*INPUT*

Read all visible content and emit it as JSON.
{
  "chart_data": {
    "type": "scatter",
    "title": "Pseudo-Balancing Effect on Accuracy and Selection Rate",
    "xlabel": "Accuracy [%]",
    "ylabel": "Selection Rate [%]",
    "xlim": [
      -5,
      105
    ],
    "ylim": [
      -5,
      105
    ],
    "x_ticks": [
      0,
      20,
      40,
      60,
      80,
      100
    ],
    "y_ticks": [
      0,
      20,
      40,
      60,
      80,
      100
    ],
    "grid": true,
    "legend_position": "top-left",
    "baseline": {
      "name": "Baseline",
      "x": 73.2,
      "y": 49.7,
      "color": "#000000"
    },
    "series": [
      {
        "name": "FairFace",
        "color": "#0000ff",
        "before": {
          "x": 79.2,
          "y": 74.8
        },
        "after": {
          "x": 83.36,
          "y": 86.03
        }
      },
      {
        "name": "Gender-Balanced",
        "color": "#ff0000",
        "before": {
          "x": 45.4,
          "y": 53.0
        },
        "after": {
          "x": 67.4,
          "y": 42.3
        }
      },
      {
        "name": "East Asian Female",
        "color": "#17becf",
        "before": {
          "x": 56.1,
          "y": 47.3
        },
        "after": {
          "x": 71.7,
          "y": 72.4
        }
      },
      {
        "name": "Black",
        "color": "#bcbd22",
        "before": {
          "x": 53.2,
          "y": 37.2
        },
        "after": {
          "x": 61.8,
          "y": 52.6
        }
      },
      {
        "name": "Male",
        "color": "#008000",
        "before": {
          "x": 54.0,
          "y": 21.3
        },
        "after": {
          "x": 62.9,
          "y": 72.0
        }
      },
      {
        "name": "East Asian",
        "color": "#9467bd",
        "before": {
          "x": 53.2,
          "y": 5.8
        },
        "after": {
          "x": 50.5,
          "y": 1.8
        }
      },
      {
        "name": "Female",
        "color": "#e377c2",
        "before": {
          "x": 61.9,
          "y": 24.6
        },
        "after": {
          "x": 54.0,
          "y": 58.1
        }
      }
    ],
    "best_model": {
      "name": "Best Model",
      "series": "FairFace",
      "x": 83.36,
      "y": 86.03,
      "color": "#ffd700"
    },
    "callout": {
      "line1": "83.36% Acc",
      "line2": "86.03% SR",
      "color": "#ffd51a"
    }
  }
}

*WHAT IS EXPECTED*
Write out every line from the records above, word for word.

*THE COMPLETED TASK*
Read all visible content and emit it as JSON.
{
  "chart_data": {
    "type": "scatter",
    "title": "Pseudo-Balancing Effect on Accuracy and Selection Rate",
    "xlabel": "Accuracy [%]",
    "ylabel": "Selection Rate [%]",
    "xlim": [
      -5,
      105
    ],
    "ylim": [
      -5,
      105
    ],
    "x_ticks": [
      0,
      20,
      40,
      60,
      80,
      100
    ],
    "y_ticks": [
      0,
      20,
      40,
      60,
      80,
      100
    ],
    "grid": true,
    "legend_position": "top-left",
    "baseline": {
      "name": "Baseline",
      "x": 73.2,
      "y": 49.7,
      "color": "#000000"
    },
    "series": [
      {
        "name": "FairFace",
        "color": "#0000ff",
        "before": {
          "x": 79.2,
          "y": 74.8
        },
        "after": {
          "x": 83.36,
          "y": 86.03
        }
      },
      {
        "name": "Gender-Balanced",
        "color": "#ff0000",
        "before": {
          "x": 45.4,
          "y": 53.0
        },
        "after": {
          "x": 67.4,
          "y": 42.3
        }
      },
      {
        "name": "East Asian Female",
        "color": "#17becf",
        "before": {
          "x": 56.1,
          "y": 47.3
        },
        "after": {
          "x": 71.7,
          "y": 72.4
        }
      },
      {
        "name": "Black",
        "color": "#bcbd22",
        "before": {
          "x": 53.2,
          "y": 37.2
        },
        "after": {
          "x": 61.8,
          "y": 52.6
        }
      },
      {
        "name": "Male",
        "color": "#008000",
        "before": {
          "x": 54.0,
          "y": 21.3
        },
        "after": {
          "x": 62.9,
          "y": 72.0
        }
      },
      {
        "name": "East Asian",
        "color": "#9467bd",
        "before": {
          "x": 53.2,
          "y": 5.8
        },
        "after": {
          "x": 50.5,
          "y": 1.8
        }
      },
      {
        "name": "Female",
        "color": "#e377c2",
        "before": {
          "x": 61.9,
          "y": 24.6
        },
        "after": {
          "x": 54.0,
          "y": 58.1
        }
      }
    ],
    "best_model": {
      "name": "Best Model",
      "series": "FairFace",
      "x": 83.36,
      "y": 86.03,
      "color": "#ffd700"
    },
    "callout": {
      "line1": "83.36% Acc",
      "line2": "86.03% SR",
      "color": "#ffd51a"
    }
  }
}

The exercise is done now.